Problem description: Copy each line holding the string "dari".

Information given:

========================================================================

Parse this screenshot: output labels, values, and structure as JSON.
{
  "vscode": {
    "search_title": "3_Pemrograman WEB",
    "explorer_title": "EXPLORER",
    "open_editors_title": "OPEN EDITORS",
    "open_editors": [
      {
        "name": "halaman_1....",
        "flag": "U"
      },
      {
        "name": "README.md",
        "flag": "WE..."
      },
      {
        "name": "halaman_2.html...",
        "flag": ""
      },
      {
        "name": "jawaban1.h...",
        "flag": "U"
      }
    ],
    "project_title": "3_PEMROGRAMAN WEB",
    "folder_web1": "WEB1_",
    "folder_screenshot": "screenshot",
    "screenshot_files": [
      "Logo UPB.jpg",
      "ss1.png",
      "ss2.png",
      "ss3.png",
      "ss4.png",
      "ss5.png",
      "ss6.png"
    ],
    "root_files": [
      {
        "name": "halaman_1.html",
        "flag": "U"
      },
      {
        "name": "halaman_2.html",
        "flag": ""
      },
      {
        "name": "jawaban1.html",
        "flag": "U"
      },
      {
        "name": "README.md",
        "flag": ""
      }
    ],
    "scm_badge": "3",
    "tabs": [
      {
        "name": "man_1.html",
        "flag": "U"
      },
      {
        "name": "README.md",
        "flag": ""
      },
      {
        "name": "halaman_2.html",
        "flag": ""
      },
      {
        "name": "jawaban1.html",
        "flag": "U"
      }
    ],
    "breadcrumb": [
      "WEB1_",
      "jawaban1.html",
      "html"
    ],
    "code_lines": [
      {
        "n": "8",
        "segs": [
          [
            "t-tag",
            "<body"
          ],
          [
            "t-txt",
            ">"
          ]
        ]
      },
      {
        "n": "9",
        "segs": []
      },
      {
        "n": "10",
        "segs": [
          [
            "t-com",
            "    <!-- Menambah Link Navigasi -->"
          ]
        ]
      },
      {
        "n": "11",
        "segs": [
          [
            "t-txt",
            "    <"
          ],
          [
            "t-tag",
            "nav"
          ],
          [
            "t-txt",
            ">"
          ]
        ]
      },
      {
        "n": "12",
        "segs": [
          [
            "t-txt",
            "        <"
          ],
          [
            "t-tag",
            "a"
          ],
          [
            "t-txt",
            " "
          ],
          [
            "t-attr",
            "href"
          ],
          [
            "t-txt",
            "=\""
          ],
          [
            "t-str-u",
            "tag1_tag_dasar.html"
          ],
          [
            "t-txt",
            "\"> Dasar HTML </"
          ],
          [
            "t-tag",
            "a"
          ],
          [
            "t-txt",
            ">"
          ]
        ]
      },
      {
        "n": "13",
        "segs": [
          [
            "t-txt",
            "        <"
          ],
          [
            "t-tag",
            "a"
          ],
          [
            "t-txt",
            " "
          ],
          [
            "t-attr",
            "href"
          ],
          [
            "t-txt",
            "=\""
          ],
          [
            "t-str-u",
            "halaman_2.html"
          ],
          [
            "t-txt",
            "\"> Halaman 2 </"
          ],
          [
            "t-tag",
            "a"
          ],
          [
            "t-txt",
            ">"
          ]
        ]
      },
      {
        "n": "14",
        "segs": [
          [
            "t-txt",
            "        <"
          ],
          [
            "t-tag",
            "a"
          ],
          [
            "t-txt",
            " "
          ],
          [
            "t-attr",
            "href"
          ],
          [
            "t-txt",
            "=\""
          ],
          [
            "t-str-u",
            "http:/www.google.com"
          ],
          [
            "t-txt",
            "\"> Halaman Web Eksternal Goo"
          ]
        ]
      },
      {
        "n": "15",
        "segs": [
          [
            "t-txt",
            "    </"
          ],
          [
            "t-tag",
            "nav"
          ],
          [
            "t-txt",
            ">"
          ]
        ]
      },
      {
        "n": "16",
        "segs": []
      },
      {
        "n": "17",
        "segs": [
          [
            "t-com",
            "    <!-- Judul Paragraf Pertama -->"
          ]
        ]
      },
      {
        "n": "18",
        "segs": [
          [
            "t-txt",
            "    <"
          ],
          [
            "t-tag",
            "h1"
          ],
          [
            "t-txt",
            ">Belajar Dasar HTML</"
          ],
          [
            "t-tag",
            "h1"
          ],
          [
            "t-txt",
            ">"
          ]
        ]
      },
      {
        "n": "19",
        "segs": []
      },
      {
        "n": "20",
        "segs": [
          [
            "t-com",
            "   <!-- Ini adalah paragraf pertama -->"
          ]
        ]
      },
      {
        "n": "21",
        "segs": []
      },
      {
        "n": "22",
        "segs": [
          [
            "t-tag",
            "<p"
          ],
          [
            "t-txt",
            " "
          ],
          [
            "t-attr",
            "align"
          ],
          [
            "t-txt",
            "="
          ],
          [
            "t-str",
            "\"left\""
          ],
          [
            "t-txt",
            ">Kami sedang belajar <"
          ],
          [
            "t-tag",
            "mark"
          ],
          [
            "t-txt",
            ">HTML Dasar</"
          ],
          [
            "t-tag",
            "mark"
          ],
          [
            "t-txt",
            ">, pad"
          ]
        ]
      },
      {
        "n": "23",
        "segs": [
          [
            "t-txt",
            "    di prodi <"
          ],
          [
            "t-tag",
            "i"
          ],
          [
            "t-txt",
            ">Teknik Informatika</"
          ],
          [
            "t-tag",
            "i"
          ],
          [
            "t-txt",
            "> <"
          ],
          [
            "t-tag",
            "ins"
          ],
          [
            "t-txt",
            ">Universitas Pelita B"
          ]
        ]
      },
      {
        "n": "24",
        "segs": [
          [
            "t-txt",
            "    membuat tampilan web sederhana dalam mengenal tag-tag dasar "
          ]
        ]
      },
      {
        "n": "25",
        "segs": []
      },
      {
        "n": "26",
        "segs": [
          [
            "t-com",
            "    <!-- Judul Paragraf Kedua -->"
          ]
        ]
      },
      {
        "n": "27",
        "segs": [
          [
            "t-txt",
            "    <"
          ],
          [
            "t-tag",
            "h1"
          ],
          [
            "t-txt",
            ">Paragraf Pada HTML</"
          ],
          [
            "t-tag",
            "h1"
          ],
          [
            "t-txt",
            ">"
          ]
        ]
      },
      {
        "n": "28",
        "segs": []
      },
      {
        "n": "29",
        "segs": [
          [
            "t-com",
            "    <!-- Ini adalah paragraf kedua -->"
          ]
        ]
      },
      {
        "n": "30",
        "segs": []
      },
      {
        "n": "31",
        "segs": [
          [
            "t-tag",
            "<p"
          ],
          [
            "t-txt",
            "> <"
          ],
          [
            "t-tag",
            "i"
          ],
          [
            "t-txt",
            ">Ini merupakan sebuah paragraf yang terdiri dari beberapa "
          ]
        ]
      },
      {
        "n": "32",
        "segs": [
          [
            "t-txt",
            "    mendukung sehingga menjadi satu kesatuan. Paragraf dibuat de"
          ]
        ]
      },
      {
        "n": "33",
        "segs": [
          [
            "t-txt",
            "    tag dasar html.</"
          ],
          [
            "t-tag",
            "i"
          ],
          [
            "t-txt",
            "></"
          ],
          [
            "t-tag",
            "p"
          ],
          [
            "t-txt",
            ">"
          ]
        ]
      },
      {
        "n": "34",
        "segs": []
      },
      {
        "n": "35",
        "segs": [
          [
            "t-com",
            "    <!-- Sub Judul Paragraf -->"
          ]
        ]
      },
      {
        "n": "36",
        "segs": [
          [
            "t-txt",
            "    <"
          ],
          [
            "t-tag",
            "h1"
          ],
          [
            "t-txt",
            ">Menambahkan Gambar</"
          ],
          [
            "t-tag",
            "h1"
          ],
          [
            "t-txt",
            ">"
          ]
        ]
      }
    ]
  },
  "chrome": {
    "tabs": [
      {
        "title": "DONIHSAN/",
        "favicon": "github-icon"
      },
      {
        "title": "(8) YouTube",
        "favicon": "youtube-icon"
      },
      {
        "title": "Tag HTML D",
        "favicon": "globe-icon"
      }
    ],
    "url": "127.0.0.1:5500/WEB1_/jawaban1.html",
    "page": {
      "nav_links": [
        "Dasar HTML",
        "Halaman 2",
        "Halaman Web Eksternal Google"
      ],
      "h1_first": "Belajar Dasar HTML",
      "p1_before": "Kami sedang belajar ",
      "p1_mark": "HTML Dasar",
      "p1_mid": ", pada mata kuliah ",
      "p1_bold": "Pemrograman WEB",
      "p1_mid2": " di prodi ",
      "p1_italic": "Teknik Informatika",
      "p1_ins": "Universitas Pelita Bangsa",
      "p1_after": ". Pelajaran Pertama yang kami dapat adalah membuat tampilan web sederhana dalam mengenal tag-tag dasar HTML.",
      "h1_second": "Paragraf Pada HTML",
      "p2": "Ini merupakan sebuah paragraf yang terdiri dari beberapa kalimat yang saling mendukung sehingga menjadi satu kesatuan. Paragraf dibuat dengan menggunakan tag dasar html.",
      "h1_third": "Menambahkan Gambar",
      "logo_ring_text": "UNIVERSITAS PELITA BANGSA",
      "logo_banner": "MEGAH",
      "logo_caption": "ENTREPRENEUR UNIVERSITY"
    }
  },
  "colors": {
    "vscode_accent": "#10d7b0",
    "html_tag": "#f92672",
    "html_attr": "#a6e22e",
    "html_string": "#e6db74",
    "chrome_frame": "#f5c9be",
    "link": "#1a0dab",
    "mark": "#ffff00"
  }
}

========================================================================

Full response:
            ">Ini merupakan sebuah paragraf yang terdiri dari beberapa "
      "p2": "Ini merupakan sebuah paragraf yang terdiri dari beberapa kalimat yang saling mendukung sehingga menjadi satu kesatuan. Paragraf dibuat dengan menggunakan tag dasar html.",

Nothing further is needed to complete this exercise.